**** ENTRIES SHOWN ****
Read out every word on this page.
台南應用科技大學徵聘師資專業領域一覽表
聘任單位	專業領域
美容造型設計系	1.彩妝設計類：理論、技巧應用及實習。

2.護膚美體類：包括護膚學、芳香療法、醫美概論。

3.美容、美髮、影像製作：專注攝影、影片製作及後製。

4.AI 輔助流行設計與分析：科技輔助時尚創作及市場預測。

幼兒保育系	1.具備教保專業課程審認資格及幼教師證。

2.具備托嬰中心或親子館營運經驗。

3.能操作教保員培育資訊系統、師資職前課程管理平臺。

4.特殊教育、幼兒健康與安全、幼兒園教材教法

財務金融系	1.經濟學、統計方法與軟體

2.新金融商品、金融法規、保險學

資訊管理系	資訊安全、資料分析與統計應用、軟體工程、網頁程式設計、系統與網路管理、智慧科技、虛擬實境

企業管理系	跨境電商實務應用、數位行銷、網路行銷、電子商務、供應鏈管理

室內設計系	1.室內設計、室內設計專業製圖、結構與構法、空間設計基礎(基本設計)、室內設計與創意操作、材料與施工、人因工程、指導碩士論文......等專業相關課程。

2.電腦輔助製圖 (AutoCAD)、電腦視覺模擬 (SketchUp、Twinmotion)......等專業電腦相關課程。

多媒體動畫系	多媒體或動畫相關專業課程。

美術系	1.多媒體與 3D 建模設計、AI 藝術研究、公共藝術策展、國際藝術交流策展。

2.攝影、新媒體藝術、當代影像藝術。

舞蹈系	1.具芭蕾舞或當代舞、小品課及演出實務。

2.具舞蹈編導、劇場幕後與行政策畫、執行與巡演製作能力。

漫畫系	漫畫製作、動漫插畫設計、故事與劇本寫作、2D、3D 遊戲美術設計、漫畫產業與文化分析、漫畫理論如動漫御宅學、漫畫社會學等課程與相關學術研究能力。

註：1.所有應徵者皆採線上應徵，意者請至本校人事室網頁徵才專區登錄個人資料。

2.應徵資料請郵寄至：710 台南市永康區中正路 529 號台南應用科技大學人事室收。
****
• EXERCISE INSTRUCTIONS
Please reproduce each line exactly as written.

• WRITTEN RESPONSE
Read out every word on this page.
台南應用科技大學徵聘師資專業領域一覽表
聘任單位	專業領域
美容造型設計系	1.彩妝設計類：理論、技巧應用及實習。

2.護膚美體類：包括護膚學、芳香療法、醫美概論。

3.美容、美髮、影像製作：專注攝影、影片製作及後製。

4.AI 輔助流行設計與分析：科技輔助時尚創作及市場預測。

幼兒保育系	1.具備教保專業課程審認資格及幼教師證。

2.具備托嬰中心或親子館營運經驗。

3.能操作教保員培育資訊系統、師資職前課程管理平臺。

4.特殊教育、幼兒健康與安全、幼兒園教材教法

財務金融系	1.經濟學、統計方法與軟體

2.新金融商品、金融法規、保險學

資訊管理系	資訊安全、資料分析與統計應用、軟體工程、網頁程式設計、系統與網路管理、智慧科技、虛擬實境

企業管理系	跨境電商實務應用、數位行銷、網路行銷、電子商務、供應鏈管理

室內設計系	1.室內設計、室內設計專業製圖、結構與構法、空間設計基礎(基本設計)、室內設計與創意操作、材料與施工、人因工程、指導碩士論文......等專業相關課程。

2.電腦輔助製圖 (AutoCAD)、電腦視覺模擬 (SketchUp、Twinmotion)......等專業電腦相關課程。

多媒體動畫系	多媒體或動畫相關專業課程。

美術系	1.多媒體與 3D 建模設計、AI 藝術研究、公共藝術策展、國際藝術交流策展。

2.攝影、新媒體藝術、當代影像藝術。

舞蹈系	1.具芭蕾舞或當代舞、小品課及演出實務。

2.具舞蹈編導、劇場幕後與行政策畫、執行與巡演製作能力。

漫畫系	漫畫製作、動漫插畫設計、故事與劇本寫作、2D、3D 遊戲美術設計、漫畫產業與文化分析、漫畫理論如動漫御宅學、漫畫社會學等課程與相關學術研究能力。

註：1.所有應徵者皆採線上應徵，意者請至本校人事室網頁徵才專區登錄個人資料。

2.應徵資料請郵寄至：710 台南市永康區中正路 529 號台南應用科技大學人事室收。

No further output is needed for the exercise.